━━ Records to use ━━

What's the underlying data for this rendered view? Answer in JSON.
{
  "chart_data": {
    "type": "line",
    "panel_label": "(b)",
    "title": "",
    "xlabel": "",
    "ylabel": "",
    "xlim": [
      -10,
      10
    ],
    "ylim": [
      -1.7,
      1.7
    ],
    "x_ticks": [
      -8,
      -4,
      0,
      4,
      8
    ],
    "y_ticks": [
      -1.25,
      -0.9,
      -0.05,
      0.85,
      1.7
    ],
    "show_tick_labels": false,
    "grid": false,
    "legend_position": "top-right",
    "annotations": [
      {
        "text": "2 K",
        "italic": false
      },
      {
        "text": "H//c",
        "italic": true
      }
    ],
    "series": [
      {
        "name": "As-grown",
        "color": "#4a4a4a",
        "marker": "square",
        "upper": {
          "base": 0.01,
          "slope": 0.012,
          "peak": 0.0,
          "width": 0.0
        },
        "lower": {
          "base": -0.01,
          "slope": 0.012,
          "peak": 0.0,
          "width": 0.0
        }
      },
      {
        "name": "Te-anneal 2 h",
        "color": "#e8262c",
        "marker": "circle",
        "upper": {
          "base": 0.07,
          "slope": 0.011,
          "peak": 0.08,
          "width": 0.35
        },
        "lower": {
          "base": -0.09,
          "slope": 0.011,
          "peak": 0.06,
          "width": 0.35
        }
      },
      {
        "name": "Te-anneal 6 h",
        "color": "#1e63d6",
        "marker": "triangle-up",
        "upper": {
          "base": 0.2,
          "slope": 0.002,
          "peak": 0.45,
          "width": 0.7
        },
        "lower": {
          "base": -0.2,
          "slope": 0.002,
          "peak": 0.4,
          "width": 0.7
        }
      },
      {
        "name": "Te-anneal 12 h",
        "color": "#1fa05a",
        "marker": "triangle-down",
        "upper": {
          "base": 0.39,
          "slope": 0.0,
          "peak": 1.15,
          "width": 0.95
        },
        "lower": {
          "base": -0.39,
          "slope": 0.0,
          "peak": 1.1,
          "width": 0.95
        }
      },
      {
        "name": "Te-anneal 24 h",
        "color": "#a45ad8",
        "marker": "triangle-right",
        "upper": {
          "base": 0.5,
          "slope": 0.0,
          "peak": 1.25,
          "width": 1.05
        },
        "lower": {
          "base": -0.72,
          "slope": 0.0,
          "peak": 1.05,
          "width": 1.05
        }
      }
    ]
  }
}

━━━

Find all lines where the word "base" appears. Copy them.

• [Solution]:
          "base": 0.01,
          "base": -0.01,
          "base": 0.07,
          "base": -0.09,
          "base": 0.2,
          "base": -0.2,
          "base": 0.39,
          "base": -0.39,
          "base": 0.5,
          "base": -0.72,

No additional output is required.